What you will do
Find every line of the listing below where "content" appears, and copy it.

Figure record listings:
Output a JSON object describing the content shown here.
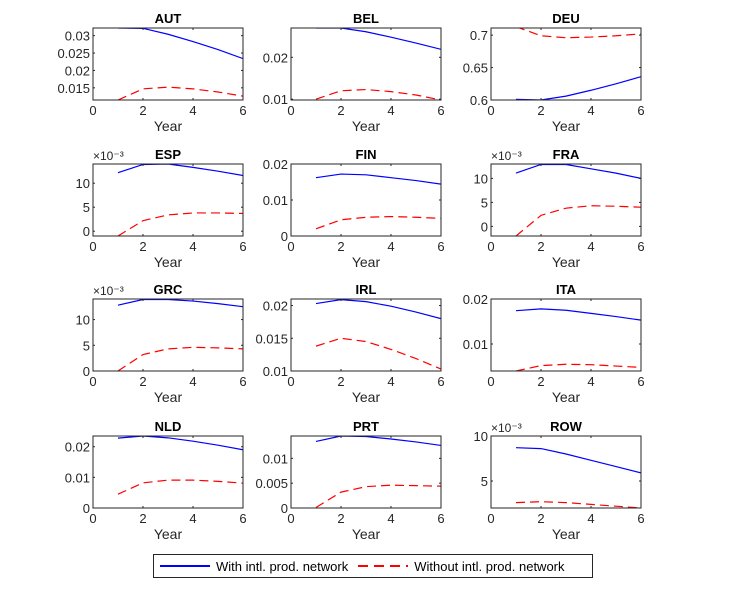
{
  "chart_data": {
    "type": "line",
    "layout": "4x3 small multiples",
    "x": [
      1,
      2,
      3,
      4,
      5,
      6
    ],
    "xlabel": "Year",
    "xlim": [
      0,
      6
    ],
    "xticks": [
      0,
      2,
      4,
      6
    ],
    "grid": false,
    "legend": {
      "placement": "bottom-center",
      "entries": [
        {
          "name": "With intl. prod. network",
          "color": "#0000ff",
          "style": "solid"
        },
        {
          "name": "Without intl. prod. network",
          "color": "#ff0000",
          "style": "dashed"
        }
      ]
    },
    "panels": [
      {
        "title": "AUT",
        "ylim": [
          0.0115,
          0.0322
        ],
        "yticks": [
          0.015,
          0.02,
          0.025,
          0.03
        ],
        "ytick_labels": [
          "0.015",
          "0.02",
          "0.025",
          "0.03"
        ],
        "exponent": "",
        "series": [
          {
            "name": "With intl. prod. network",
            "values": [
              0.0322,
              0.0321,
              0.0304,
              0.0283,
              0.026,
              0.0234
            ]
          },
          {
            "name": "Without intl. prod. network",
            "values": [
              0.0115,
              0.0147,
              0.0152,
              0.0147,
              0.0138,
              0.0126
            ]
          }
        ]
      },
      {
        "title": "BEL",
        "ylim": [
          0.0098,
          0.027
        ],
        "yticks": [
          0.01,
          0.02
        ],
        "ytick_labels": [
          "0.01",
          "0.02"
        ],
        "exponent": "",
        "series": [
          {
            "name": "With intl. prod. network",
            "values": [
              0.027,
              0.027,
              0.0261,
              0.0248,
              0.0234,
              0.0219
            ]
          },
          {
            "name": "Without intl. prod. network",
            "values": [
              0.01,
              0.012,
              0.0123,
              0.0118,
              0.011,
              0.0098
            ]
          }
        ]
      },
      {
        "title": "DEU",
        "ylim": [
          0.6,
          0.711
        ],
        "yticks": [
          0.6,
          0.65,
          0.7
        ],
        "ytick_labels": [
          "0.6",
          "0.65",
          "0.7"
        ],
        "exponent": "",
        "series": [
          {
            "name": "With intl. prod. network",
            "values": [
              0.601,
              0.6,
              0.606,
              0.615,
              0.625,
              0.636
            ]
          },
          {
            "name": "Without intl. prod. network",
            "values": [
              0.713,
              0.699,
              0.696,
              0.697,
              0.699,
              0.702
            ]
          }
        ]
      },
      {
        "title": "ESP",
        "ylim": [
          -1,
          14
        ],
        "yticks": [
          0,
          5,
          10
        ],
        "ytick_labels": [
          "0",
          "5",
          "10"
        ],
        "exponent": "×10⁻³",
        "series": [
          {
            "name": "With intl. prod. network",
            "values": [
              12.2,
              13.9,
              14.0,
              13.3,
              12.5,
              11.6
            ]
          },
          {
            "name": "Without intl. prod. network",
            "values": [
              -1.0,
              2.2,
              3.4,
              3.8,
              3.8,
              3.7
            ]
          }
        ]
      },
      {
        "title": "FIN",
        "ylim": [
          0,
          0.02
        ],
        "yticks": [
          0,
          0.01,
          0.02
        ],
        "ytick_labels": [
          "0",
          "0.01",
          "0.02"
        ],
        "exponent": "",
        "series": [
          {
            "name": "With intl. prod. network",
            "values": [
              0.0162,
              0.0172,
              0.017,
              0.0162,
              0.0154,
              0.0144
            ]
          },
          {
            "name": "Without intl. prod. network",
            "values": [
              0.002,
              0.0045,
              0.0052,
              0.0054,
              0.0052,
              0.0049
            ]
          }
        ]
      },
      {
        "title": "FRA",
        "ylim": [
          -2,
          13
        ],
        "yticks": [
          0,
          5,
          10
        ],
        "ytick_labels": [
          "0",
          "5",
          "10"
        ],
        "exponent": "×10⁻³",
        "series": [
          {
            "name": "With intl. prod. network",
            "values": [
              11.1,
              12.9,
              12.9,
              12.0,
              11.1,
              10.0
            ]
          },
          {
            "name": "Without intl. prod. network",
            "values": [
              -2.0,
              2.3,
              3.8,
              4.3,
              4.2,
              4.0
            ]
          }
        ]
      },
      {
        "title": "GRC",
        "ylim": [
          0,
          14
        ],
        "yticks": [
          0,
          5,
          10
        ],
        "ytick_labels": [
          "0",
          "5",
          "10"
        ],
        "exponent": "×10⁻³",
        "series": [
          {
            "name": "With intl. prod. network",
            "values": [
              12.8,
              13.9,
              13.9,
              13.6,
              13.1,
              12.5
            ]
          },
          {
            "name": "Without intl. prod. network",
            "values": [
              0.0,
              3.2,
              4.3,
              4.6,
              4.5,
              4.3
            ]
          }
        ]
      },
      {
        "title": "IRL",
        "ylim": [
          0.01,
          0.021
        ],
        "yticks": [
          0.01,
          0.015,
          0.02
        ],
        "ytick_labels": [
          "0.01",
          "0.015",
          "0.02"
        ],
        "exponent": "",
        "series": [
          {
            "name": "With intl. prod. network",
            "values": [
              0.0203,
              0.0209,
              0.0206,
              0.0199,
              0.019,
              0.018
            ]
          },
          {
            "name": "Without intl. prod. network",
            "values": [
              0.0138,
              0.015,
              0.0145,
              0.0133,
              0.0119,
              0.0103
            ]
          }
        ]
      },
      {
        "title": "ITA",
        "ylim": [
          0.004,
          0.02
        ],
        "yticks": [
          0.01,
          0.02
        ],
        "ytick_labels": [
          "0.01",
          "0.02"
        ],
        "exponent": "",
        "series": [
          {
            "name": "With intl. prod. network",
            "values": [
              0.0174,
              0.0178,
              0.0175,
              0.0168,
              0.0161,
              0.0153
            ]
          },
          {
            "name": "Without intl. prod. network",
            "values": [
              0.004,
              0.0052,
              0.0055,
              0.0054,
              0.0051,
              0.0048
            ]
          }
        ]
      },
      {
        "title": "NLD",
        "ylim": [
          0,
          0.0235
        ],
        "yticks": [
          0,
          0.01,
          0.02
        ],
        "ytick_labels": [
          "0",
          "0.01",
          "0.02"
        ],
        "exponent": "",
        "series": [
          {
            "name": "With intl. prod. network",
            "values": [
              0.0228,
              0.0235,
              0.0229,
              0.0218,
              0.0205,
              0.019
            ]
          },
          {
            "name": "Without intl. prod. network",
            "values": [
              0.0045,
              0.0082,
              0.0091,
              0.0091,
              0.0087,
              0.0081
            ]
          }
        ]
      },
      {
        "title": "PRT",
        "ylim": [
          0,
          0.0145
        ],
        "yticks": [
          0,
          0.005,
          0.01
        ],
        "ytick_labels": [
          "0",
          "0.005",
          "0.01"
        ],
        "exponent": "",
        "series": [
          {
            "name": "With intl. prod. network",
            "values": [
              0.0134,
              0.0145,
              0.0144,
              0.0139,
              0.0133,
              0.0126
            ]
          },
          {
            "name": "Without intl. prod. network",
            "values": [
              0.0001,
              0.0032,
              0.0043,
              0.0046,
              0.0045,
              0.0044
            ]
          }
        ]
      },
      {
        "title": "ROW",
        "ylim": [
          2,
          10
        ],
        "yticks": [
          5,
          10
        ],
        "ytick_labels": [
          "5",
          "10"
        ],
        "exponent": "×10⁻³",
        "series": [
          {
            "name": "With intl. prod. network",
            "values": [
              8.7,
              8.6,
              8.0,
              7.3,
              6.6,
              5.9
            ]
          },
          {
            "name": "Without intl. prod. network",
            "values": [
              2.6,
              2.7,
              2.6,
              2.4,
              2.2,
              2.0
            ]
          }
        ]
      }
    ]
  }
}
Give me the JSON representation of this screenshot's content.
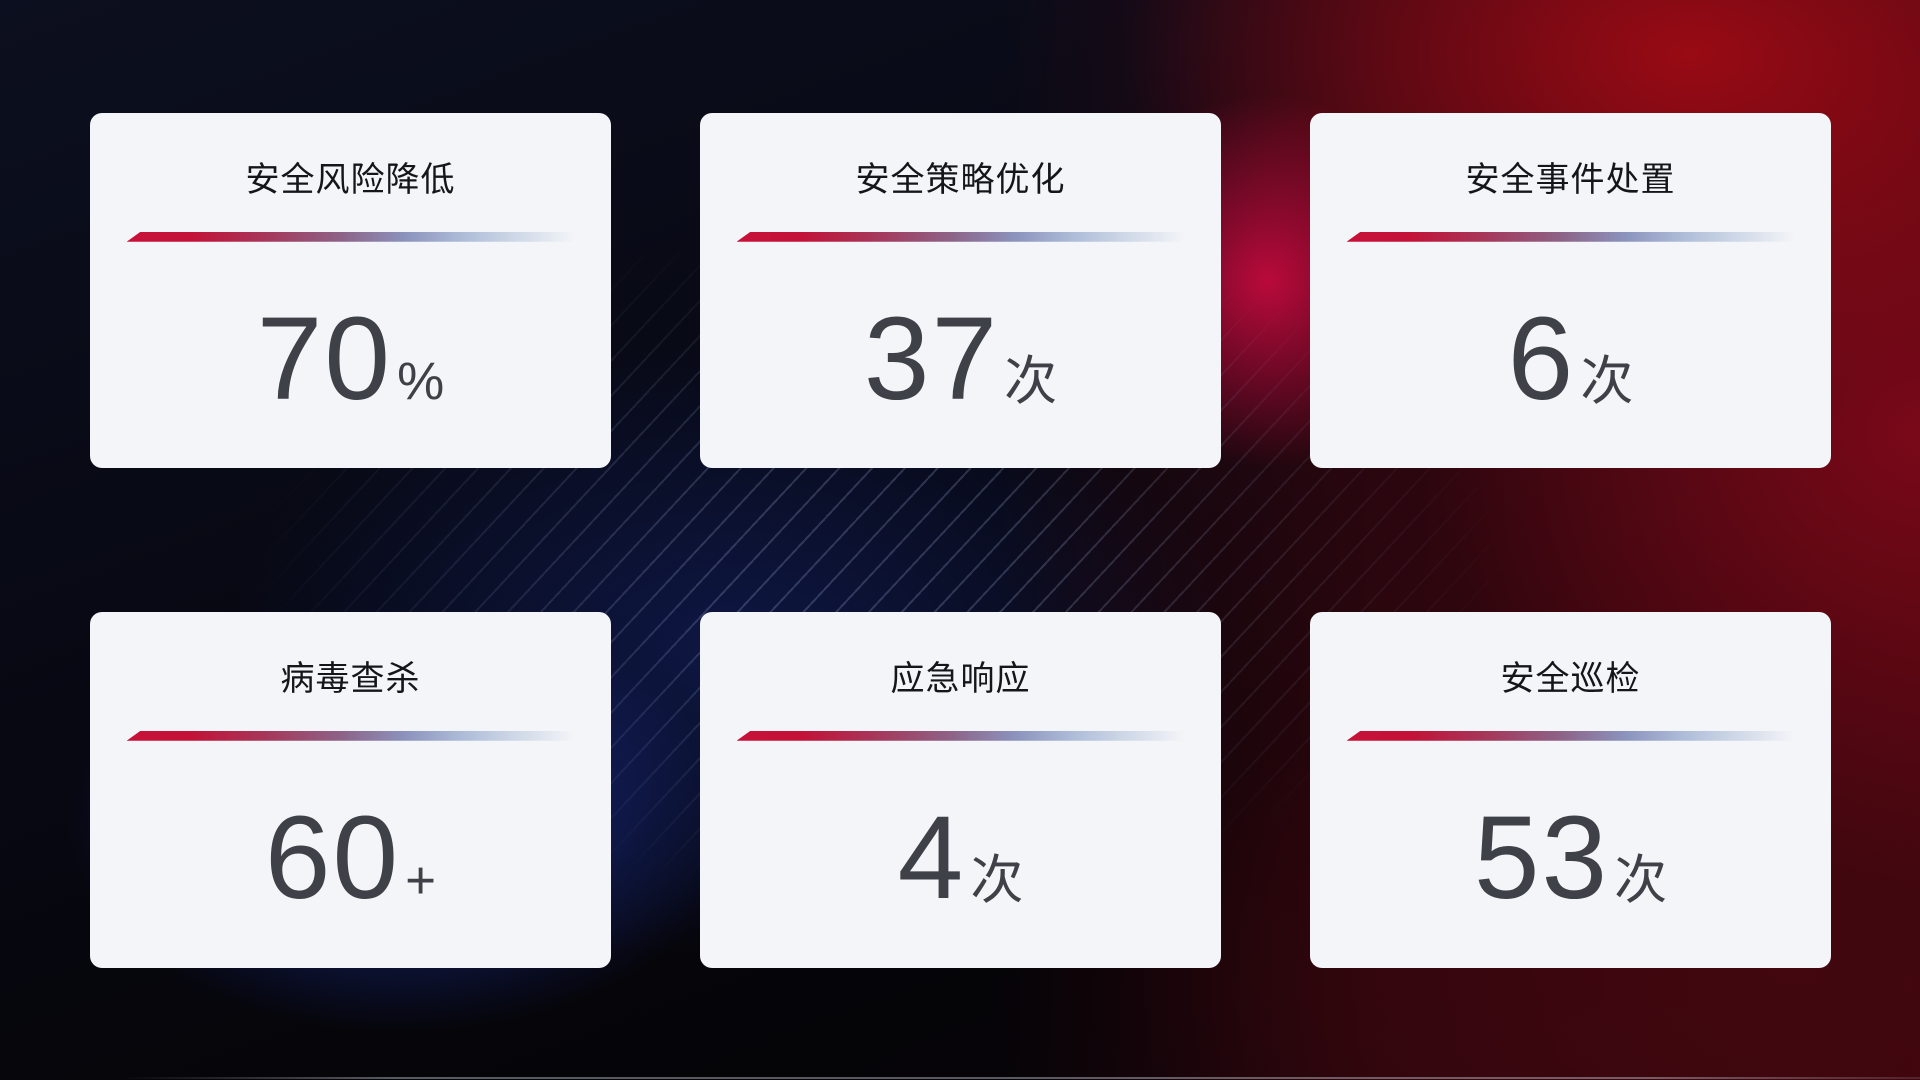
{
  "cards": [
    {
      "title": "安全风险降低",
      "value": "70",
      "unit": "%"
    },
    {
      "title": "安全策略优化",
      "value": "37",
      "unit": "次"
    },
    {
      "title": "安全事件处置",
      "value": "6",
      "unit": "次"
    },
    {
      "title": "病毒查杀",
      "value": "60",
      "unit": "+"
    },
    {
      "title": "应急响应",
      "value": "4",
      "unit": "次"
    },
    {
      "title": "安全巡检",
      "value": "53",
      "unit": "次"
    }
  ],
  "colors": {
    "card_background": "#f4f5f8",
    "title_text": "#14161a",
    "value_text": "#3e4147",
    "divider_gradient_start_red": "#c81138",
    "divider_gradient_end_blue": "#ccd6e6",
    "background_navy": "#0c0f1f",
    "background_deep_blue": "#192d8e",
    "background_dark_red": "#9e0a14",
    "background_crimson": "#c70a3e"
  }
}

Exercise solution
Output a JSON object describing the content shown here.
Give me the JSON representation of this screenshot's content.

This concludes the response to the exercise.